MATERIAL TO PROCESS:
--*--
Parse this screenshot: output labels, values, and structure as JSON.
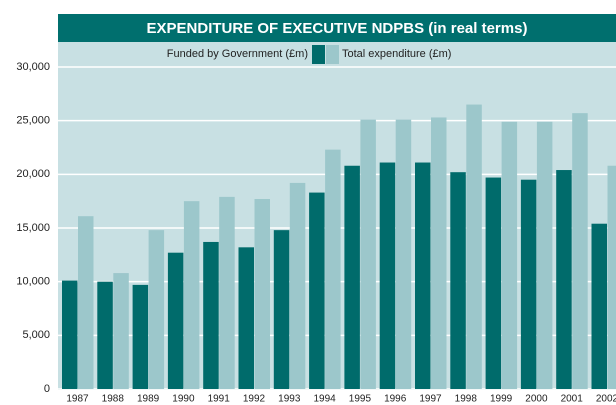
{
  "chart_data": {
    "type": "bar",
    "title": "EXPENDITURE OF EXECUTIVE NDPBS (in real terms)",
    "categories": [
      "1987",
      "1988",
      "1989",
      "1990",
      "1991",
      "1992",
      "1993",
      "1994",
      "1995",
      "1996",
      "1997",
      "1998",
      "1999",
      "2000",
      "2001",
      "2002"
    ],
    "series": [
      {
        "name": "Funded by Government (£m)",
        "color": "#006b6b",
        "values": [
          10100,
          10000,
          9700,
          12700,
          13700,
          13200,
          14800,
          18300,
          20800,
          21100,
          21100,
          20200,
          19700,
          19500,
          20400,
          15400
        ]
      },
      {
        "name": "Total expenditure (£m)",
        "color": "#9cc7cb",
        "values": [
          16100,
          10800,
          14800,
          17500,
          17900,
          17700,
          19200,
          22300,
          25100,
          25100,
          25300,
          26500,
          24900,
          24900,
          25700,
          20800
        ]
      }
    ],
    "ylim": [
      0,
      30000
    ],
    "yticks": [
      0,
      {
        "value": 5000,
        "label": "5,000"
      },
      {
        "value": 10000,
        "label": "10,000"
      },
      {
        "value": 15000,
        "label": "15,000"
      },
      {
        "value": 20000,
        "label": "20,000"
      },
      {
        "value": 25000,
        "label": "25,000"
      },
      {
        "value": 30000,
        "label": "30,000"
      }
    ],
    "grid": true
  }
}
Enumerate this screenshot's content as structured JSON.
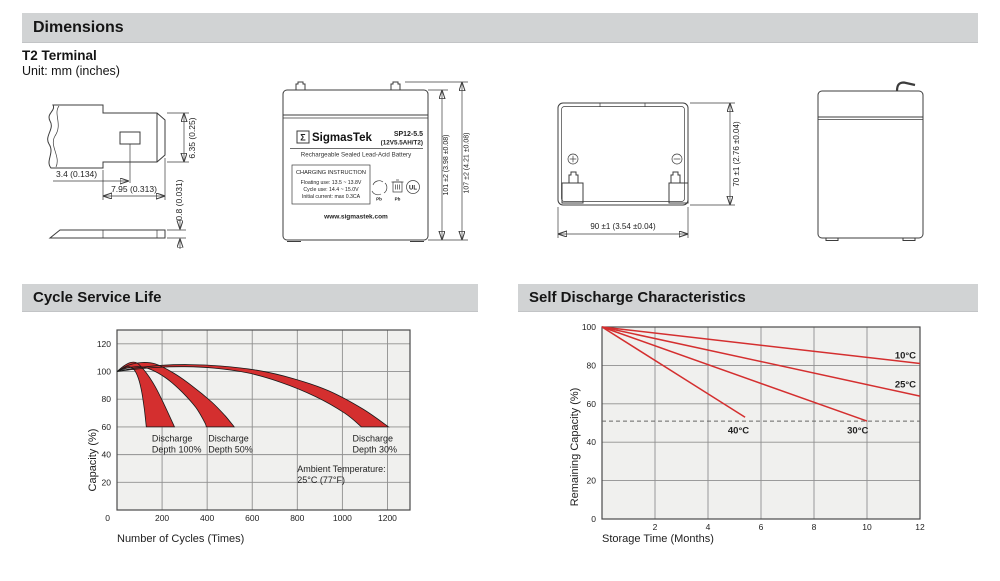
{
  "colors": {
    "header_bg": "#d1d3d4",
    "chart_red": "#d42f2f",
    "plot_bg": "#f0f0ee",
    "grid": "#8f8f8f",
    "plot_border": "#4a4a4a",
    "terminal_red": "#e8232a",
    "terminal_black": "#262626"
  },
  "sections": {
    "dimensions": {
      "title": "Dimensions",
      "subtitle": "T2 Terminal",
      "unit_note": "Unit: mm (inches)"
    },
    "cycle_service_life": {
      "title": "Cycle Service Life"
    },
    "self_discharge": {
      "title": "Self Discharge Characteristics"
    }
  },
  "terminal_drawing": {
    "dim_hole_offset": "3.4 (0.134)",
    "dim_tab_length": "7.95 (0.313)",
    "dim_tab_width": "6.35 (0.25)",
    "dim_thickness": "0.8 (0.031)"
  },
  "battery_front": {
    "logo_sigma": "Σ",
    "brand": "SigmasTek",
    "model": "SP12-5.5",
    "spec": "(12V5.5AH/T2)",
    "type_line": "Rechargeable Sealed Lead-Acid Battery",
    "charging_title": "CHARGING INSTRUCTION",
    "charging_lines": [
      "Floating use: 13.5 ~ 13.8V",
      "Cycle use: 14.4 ~ 15.0V",
      "Initial current: max 0.3CA"
    ],
    "pb_label": "Pb",
    "ul_label": "UL",
    "website": "www.sigmastek.com",
    "dim_body_height": "101 ±2 (3.98 ±0.08)",
    "dim_total_height": "107 ±2 (4.21 ±0.08)"
  },
  "battery_top": {
    "dim_width": "90 ±1 (3.54 ±0.04)",
    "dim_depth": "70 ±1 (2.76 ±0.04)"
  },
  "chart_data": [
    {
      "type": "area",
      "title": "Cycle Service Life",
      "xlabel": "Number of Cycles (Times)",
      "ylabel": "Capacity (%)",
      "xlim": [
        0,
        1300
      ],
      "ylim": [
        0,
        130
      ],
      "xticks": [
        200,
        400,
        600,
        800,
        1000,
        1200
      ],
      "yticks": [
        0,
        20,
        40,
        60,
        80,
        100,
        120
      ],
      "origin_label": "0",
      "grid": true,
      "bands": [
        {
          "name": "Discharge Depth 100%",
          "upper": [
            [
              0,
              100
            ],
            [
              30,
              104
            ],
            [
              60,
              106.5
            ],
            [
              90,
              106
            ],
            [
              130,
              99
            ],
            [
              170,
              89
            ],
            [
              210,
              76
            ],
            [
              255,
              60
            ]
          ],
          "lower": [
            [
              0,
              100
            ],
            [
              25,
              102
            ],
            [
              50,
              103.5
            ],
            [
              75,
              101.5
            ],
            [
              95,
              95
            ],
            [
              110,
              85
            ],
            [
              122,
              72
            ],
            [
              130,
              60
            ]
          ]
        },
        {
          "name": "Discharge Depth 50%",
          "upper": [
            [
              0,
              100
            ],
            [
              50,
              104.5
            ],
            [
              110,
              106.5
            ],
            [
              170,
              105.5
            ],
            [
              250,
              99
            ],
            [
              330,
              90
            ],
            [
              420,
              78
            ],
            [
              480,
              68
            ],
            [
              520,
              60
            ]
          ],
          "lower": [
            [
              0,
              100
            ],
            [
              45,
              102.5
            ],
            [
              95,
              103.5
            ],
            [
              150,
              101.5
            ],
            [
              220,
              95
            ],
            [
              290,
              85
            ],
            [
              350,
              74
            ],
            [
              390,
              63
            ],
            [
              396,
              60
            ]
          ]
        },
        {
          "name": "Discharge Depth 30%",
          "upper": [
            [
              0,
              100
            ],
            [
              80,
              102.5
            ],
            [
              200,
              104.5
            ],
            [
              320,
              105
            ],
            [
              460,
              104
            ],
            [
              620,
              101
            ],
            [
              780,
              95
            ],
            [
              940,
              86
            ],
            [
              1090,
              73
            ],
            [
              1205,
              60
            ]
          ],
          "lower": [
            [
              0,
              100
            ],
            [
              70,
              101.5
            ],
            [
              180,
              103
            ],
            [
              300,
              103.5
            ],
            [
              430,
              102.5
            ],
            [
              580,
              99
            ],
            [
              730,
              92
            ],
            [
              880,
              82
            ],
            [
              1010,
              70
            ],
            [
              1085,
              60
            ]
          ]
        }
      ],
      "annotations": [
        {
          "lines": [
            "Discharge",
            "Depth 100%"
          ],
          "x": 155,
          "y": 49.5
        },
        {
          "lines": [
            "Discharge",
            "Depth 50%"
          ],
          "x": 405,
          "y": 49.5
        },
        {
          "lines": [
            "Discharge",
            "Depth 30%"
          ],
          "x": 1045,
          "y": 49.5
        },
        {
          "lines": [
            "Ambient Temperature:",
            "25°C (77°F)"
          ],
          "x": 800,
          "y": 27.5
        }
      ]
    },
    {
      "type": "line",
      "title": "Self Discharge Characteristics",
      "xlabel": "Storage Time (Months)",
      "ylabel": "Remaining Capacity (%)",
      "xlim": [
        0,
        12
      ],
      "ylim": [
        0,
        100
      ],
      "xticks": [
        2,
        4,
        6,
        8,
        10,
        12
      ],
      "yticks": [
        0,
        20,
        40,
        60,
        80,
        100
      ],
      "grid": true,
      "series": [
        {
          "name": "10°C",
          "points": [
            [
              0,
              100
            ],
            [
              12,
              81
            ]
          ]
        },
        {
          "name": "25°C",
          "points": [
            [
              0,
              100
            ],
            [
              12,
              64
            ]
          ]
        },
        {
          "name": "30°C",
          "points": [
            [
              0,
              100
            ],
            [
              10,
              51
            ]
          ]
        },
        {
          "name": "40°C",
          "points": [
            [
              0,
              100
            ],
            [
              5.4,
              53
            ]
          ]
        }
      ],
      "dashed_threshold_y": 51,
      "labels": [
        {
          "text": "10°C",
          "x": 11.05,
          "y": 83.5
        },
        {
          "text": "25°C",
          "x": 11.05,
          "y": 68.5
        },
        {
          "text": "40°C",
          "x": 4.75,
          "y": 44.5
        },
        {
          "text": "30°C",
          "x": 9.25,
          "y": 44.5
        }
      ]
    }
  ]
}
--*--
THE EXERCISE: Show every line in the records above that contains the word "labels".

RESULT OF THIS TASK:
Parse this screenshot: output labels, values, and structure as JSON.
      "labels": [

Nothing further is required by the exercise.